WHAT THE TASK REQUIRES:
Copy out each line that includes the word "structure".

MATERIAL PROVIDED:
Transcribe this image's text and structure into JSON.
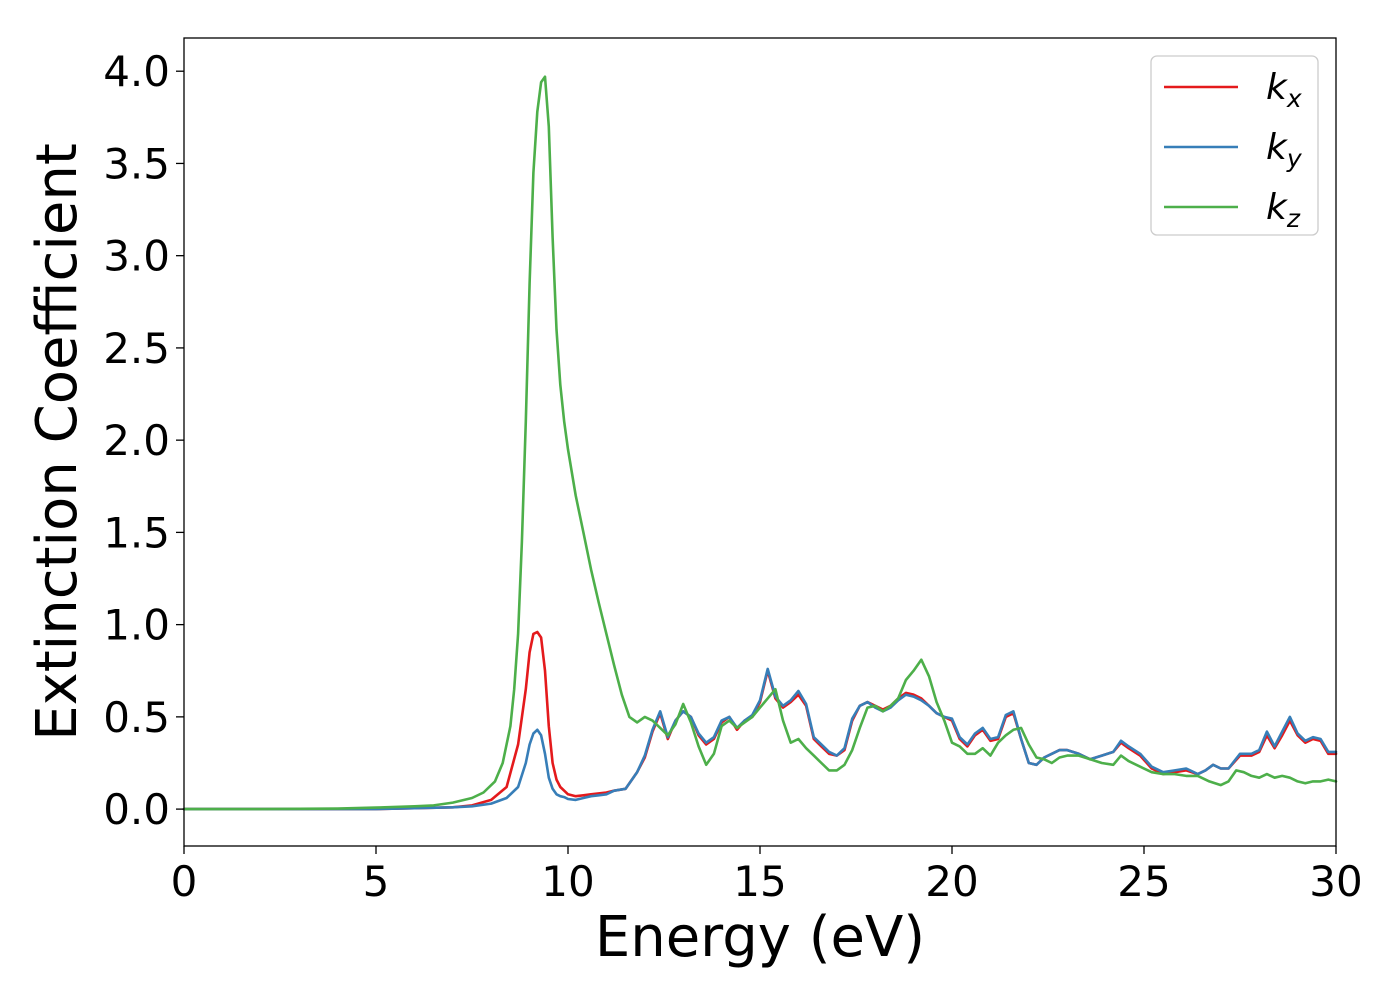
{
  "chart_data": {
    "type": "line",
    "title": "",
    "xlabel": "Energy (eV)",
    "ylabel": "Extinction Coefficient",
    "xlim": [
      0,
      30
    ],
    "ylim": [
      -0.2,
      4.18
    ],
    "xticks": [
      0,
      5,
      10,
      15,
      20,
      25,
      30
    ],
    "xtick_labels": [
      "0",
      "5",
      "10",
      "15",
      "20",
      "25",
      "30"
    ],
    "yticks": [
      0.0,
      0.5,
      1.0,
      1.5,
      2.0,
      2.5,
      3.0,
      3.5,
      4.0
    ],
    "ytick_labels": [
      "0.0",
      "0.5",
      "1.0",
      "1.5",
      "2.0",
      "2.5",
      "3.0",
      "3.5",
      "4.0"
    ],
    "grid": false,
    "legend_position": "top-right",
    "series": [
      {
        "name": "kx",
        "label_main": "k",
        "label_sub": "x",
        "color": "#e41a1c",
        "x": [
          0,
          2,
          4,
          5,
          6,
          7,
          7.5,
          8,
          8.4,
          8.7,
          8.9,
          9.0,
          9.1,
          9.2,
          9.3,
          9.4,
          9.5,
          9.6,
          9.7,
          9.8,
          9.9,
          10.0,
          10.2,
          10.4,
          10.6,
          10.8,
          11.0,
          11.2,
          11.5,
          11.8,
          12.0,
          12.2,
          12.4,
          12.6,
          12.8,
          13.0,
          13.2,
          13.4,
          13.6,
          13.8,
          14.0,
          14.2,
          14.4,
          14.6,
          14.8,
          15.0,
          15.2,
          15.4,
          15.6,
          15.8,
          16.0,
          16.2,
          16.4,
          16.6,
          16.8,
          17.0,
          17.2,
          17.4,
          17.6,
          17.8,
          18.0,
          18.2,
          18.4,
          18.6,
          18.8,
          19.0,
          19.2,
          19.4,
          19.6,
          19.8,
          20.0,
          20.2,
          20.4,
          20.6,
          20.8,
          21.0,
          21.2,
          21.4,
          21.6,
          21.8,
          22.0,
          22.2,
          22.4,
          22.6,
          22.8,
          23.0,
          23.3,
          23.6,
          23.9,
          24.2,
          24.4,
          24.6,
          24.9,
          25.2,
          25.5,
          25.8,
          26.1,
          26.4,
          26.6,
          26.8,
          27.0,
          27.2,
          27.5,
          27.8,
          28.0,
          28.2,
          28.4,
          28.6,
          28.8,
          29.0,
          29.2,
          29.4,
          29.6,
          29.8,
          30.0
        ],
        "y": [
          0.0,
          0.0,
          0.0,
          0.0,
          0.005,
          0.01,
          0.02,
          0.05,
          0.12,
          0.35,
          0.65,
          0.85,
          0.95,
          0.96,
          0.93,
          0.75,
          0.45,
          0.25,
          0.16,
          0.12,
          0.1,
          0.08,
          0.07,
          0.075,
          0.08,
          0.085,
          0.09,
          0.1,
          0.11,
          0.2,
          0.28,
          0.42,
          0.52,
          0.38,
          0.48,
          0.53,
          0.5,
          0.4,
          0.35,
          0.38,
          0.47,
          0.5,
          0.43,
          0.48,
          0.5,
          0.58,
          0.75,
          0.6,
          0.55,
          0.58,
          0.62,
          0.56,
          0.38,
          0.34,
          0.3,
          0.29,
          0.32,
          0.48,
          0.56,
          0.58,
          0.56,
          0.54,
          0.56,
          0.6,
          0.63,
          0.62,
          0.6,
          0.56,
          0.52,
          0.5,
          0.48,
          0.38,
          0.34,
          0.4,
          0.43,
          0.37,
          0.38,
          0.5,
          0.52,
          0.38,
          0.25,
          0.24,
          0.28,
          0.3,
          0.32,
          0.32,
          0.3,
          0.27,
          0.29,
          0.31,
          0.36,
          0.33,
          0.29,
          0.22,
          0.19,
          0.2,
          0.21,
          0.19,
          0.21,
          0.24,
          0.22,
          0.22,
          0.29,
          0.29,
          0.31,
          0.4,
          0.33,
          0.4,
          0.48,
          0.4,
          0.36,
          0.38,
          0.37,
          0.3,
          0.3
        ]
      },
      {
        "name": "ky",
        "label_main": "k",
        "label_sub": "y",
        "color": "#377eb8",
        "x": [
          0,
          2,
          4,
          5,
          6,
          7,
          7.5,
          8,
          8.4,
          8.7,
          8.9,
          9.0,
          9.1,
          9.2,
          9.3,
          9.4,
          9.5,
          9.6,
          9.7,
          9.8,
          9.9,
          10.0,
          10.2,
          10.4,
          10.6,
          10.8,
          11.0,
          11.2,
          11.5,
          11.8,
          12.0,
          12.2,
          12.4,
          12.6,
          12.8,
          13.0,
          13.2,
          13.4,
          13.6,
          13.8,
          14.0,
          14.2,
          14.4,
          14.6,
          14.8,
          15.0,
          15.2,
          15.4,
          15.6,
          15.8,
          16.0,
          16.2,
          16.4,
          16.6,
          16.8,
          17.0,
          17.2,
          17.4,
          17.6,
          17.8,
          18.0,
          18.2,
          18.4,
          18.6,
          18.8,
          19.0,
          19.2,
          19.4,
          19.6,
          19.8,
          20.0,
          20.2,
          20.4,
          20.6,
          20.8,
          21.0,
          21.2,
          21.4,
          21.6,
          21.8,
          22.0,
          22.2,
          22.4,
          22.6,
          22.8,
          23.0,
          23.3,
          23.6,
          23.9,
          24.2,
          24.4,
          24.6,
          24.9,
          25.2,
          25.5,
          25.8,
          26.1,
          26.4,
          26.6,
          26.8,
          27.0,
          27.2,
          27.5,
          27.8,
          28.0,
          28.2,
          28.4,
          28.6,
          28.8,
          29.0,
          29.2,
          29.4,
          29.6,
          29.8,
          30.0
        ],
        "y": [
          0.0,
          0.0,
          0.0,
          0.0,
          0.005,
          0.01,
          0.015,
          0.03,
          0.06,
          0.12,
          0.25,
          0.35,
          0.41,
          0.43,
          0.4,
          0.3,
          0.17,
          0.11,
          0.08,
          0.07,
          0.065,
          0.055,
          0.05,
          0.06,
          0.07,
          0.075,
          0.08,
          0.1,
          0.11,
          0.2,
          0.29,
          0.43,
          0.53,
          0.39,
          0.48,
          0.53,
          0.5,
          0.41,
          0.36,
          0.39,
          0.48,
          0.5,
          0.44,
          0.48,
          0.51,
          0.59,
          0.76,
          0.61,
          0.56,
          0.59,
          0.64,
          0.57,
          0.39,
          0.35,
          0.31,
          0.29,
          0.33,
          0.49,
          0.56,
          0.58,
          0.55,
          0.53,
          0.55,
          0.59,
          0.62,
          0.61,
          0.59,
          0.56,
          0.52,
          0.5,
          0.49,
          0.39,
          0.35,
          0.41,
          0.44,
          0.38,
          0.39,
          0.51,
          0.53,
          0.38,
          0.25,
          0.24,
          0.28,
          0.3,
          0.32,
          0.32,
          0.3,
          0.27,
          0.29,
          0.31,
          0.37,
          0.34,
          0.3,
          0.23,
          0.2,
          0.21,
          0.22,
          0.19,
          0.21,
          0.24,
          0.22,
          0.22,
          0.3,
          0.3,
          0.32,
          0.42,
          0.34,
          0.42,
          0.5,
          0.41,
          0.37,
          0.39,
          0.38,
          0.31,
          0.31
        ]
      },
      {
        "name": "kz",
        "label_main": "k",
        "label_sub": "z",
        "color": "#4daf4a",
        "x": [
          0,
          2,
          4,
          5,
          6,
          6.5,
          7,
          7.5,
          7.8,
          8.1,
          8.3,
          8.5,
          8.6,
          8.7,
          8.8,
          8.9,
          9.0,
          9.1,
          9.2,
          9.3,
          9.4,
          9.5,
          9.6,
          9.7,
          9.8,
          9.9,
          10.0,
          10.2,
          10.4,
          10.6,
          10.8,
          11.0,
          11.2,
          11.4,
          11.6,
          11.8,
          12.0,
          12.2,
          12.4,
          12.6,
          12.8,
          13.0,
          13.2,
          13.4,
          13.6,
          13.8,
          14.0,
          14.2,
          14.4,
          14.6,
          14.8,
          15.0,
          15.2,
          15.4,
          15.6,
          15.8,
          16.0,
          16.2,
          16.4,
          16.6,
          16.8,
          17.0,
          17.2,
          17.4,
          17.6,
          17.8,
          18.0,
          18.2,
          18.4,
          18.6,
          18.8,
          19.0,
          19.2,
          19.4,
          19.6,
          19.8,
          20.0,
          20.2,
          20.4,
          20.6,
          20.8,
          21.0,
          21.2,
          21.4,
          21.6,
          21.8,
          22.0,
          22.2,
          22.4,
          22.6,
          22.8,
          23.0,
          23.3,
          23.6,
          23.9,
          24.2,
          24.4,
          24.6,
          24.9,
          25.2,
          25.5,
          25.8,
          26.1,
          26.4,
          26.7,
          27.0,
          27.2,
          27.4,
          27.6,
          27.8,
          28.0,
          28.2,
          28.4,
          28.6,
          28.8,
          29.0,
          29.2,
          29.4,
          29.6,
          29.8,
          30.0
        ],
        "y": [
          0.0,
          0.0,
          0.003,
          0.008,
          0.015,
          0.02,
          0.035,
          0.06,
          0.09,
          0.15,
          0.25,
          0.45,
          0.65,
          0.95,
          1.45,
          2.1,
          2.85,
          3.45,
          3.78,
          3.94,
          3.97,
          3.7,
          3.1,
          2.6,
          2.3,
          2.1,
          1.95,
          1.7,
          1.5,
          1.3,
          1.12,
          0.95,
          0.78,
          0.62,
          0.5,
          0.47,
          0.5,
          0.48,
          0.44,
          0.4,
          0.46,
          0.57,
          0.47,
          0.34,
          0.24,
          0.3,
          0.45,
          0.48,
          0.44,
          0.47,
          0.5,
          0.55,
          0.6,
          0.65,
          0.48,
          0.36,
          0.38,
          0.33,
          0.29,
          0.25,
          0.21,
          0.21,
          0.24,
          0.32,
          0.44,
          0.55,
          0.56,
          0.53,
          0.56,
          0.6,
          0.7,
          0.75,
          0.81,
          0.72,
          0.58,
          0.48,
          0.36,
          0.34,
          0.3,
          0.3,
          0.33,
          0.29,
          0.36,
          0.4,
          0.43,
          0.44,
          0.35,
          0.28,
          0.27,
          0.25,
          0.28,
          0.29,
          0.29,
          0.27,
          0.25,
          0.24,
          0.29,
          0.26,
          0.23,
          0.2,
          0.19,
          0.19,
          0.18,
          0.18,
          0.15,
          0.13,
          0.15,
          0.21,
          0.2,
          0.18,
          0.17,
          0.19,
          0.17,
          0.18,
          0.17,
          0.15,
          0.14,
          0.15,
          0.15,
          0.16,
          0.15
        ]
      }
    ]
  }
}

==

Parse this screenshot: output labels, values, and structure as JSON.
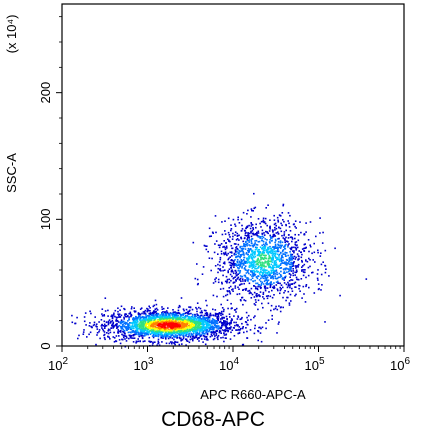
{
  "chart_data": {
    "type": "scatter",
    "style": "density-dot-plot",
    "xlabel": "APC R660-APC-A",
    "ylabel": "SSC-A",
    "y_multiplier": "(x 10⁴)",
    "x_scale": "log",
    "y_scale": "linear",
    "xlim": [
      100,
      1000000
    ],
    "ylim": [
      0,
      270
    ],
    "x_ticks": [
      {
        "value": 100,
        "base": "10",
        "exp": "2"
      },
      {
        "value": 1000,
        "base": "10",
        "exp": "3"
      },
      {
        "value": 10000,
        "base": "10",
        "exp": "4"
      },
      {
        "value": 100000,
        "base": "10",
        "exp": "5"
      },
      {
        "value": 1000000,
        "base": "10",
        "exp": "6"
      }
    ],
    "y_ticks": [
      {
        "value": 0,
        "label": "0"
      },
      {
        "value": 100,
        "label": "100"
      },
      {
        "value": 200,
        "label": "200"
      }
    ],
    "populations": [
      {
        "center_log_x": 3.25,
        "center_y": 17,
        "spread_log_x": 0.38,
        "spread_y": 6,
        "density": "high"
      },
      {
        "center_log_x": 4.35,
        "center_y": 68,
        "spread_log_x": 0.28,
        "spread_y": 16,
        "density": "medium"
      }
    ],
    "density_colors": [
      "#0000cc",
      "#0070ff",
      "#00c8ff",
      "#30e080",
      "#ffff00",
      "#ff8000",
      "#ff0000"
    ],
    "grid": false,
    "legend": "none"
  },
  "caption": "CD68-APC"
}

COMPLETED EXERCISE:
Transcribe this image's text and structure into JSON.
Parse this screenshot: output labels, values, and structure as JSON.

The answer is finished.